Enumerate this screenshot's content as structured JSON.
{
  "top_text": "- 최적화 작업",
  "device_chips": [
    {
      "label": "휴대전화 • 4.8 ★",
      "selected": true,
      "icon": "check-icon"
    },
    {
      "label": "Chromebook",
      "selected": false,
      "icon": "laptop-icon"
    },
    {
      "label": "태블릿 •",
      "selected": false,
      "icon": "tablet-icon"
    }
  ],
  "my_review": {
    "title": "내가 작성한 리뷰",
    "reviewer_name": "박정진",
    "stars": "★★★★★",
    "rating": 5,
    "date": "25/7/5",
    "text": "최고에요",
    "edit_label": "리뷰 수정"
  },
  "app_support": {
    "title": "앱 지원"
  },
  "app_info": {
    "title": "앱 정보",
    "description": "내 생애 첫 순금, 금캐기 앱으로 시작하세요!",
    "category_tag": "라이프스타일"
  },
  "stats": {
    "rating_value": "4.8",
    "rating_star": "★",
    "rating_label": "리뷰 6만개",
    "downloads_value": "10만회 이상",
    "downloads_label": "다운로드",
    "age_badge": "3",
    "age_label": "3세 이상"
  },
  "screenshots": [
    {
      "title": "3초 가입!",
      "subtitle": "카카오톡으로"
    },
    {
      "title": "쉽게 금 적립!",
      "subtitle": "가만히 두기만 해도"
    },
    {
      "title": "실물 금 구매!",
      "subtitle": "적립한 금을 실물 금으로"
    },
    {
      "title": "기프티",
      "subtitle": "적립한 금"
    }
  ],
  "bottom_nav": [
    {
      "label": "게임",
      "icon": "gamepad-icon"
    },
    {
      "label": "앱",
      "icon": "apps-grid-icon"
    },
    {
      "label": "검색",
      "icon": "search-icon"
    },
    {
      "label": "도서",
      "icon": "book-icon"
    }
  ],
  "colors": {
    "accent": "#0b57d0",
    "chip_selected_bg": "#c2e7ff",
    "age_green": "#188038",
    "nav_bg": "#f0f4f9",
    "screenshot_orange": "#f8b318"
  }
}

▶ What is expected
Your task is to quote the listing above word for word.

▶ Correct answer
Enumerate this screenshot's content as structured JSON.
{
  "top_text": "- 최적화 작업",
  "device_chips": [
    {
      "label": "휴대전화 • 4.8 ★",
      "selected": true,
      "icon": "check-icon"
    },
    {
      "label": "Chromebook",
      "selected": false,
      "icon": "laptop-icon"
    },
    {
      "label": "태블릿 •",
      "selected": false,
      "icon": "tablet-icon"
    }
  ],
  "my_review": {
    "title": "내가 작성한 리뷰",
    "reviewer_name": "박정진",
    "stars": "★★★★★",
    "rating": 5,
    "date": "25/7/5",
    "text": "최고에요",
    "edit_label": "리뷰 수정"
  },
  "app_support": {
    "title": "앱 지원"
  },
  "app_info": {
    "title": "앱 정보",
    "description": "내 생애 첫 순금, 금캐기 앱으로 시작하세요!",
    "category_tag": "라이프스타일"
  },
  "stats": {
    "rating_value": "4.8",
    "rating_star": "★",
    "rating_label": "리뷰 6만개",
    "downloads_value": "10만회 이상",
    "downloads_label": "다운로드",
    "age_badge": "3",
    "age_label": "3세 이상"
  },
  "screenshots": [
    {
      "title": "3초 가입!",
      "subtitle": "카카오톡으로"
    },
    {
      "title": "쉽게 금 적립!",
      "subtitle": "가만히 두기만 해도"
    },
    {
      "title": "실물 금 구매!",
      "subtitle": "적립한 금을 실물 금으로"
    },
    {
      "title": "기프티",
      "subtitle": "적립한 금"
    }
  ],
  "bottom_nav": [
    {
      "label": "게임",
      "icon": "gamepad-icon"
    },
    {
      "label": "앱",
      "icon": "apps-grid-icon"
    },
    {
      "label": "검색",
      "icon": "search-icon"
    },
    {
      "label": "도서",
      "icon": "book-icon"
    }
  ],
  "colors": {
    "accent": "#0b57d0",
    "chip_selected_bg": "#c2e7ff",
    "age_green": "#188038",
    "nav_bg": "#f0f4f9",
    "screenshot_orange": "#f8b318"
  }
}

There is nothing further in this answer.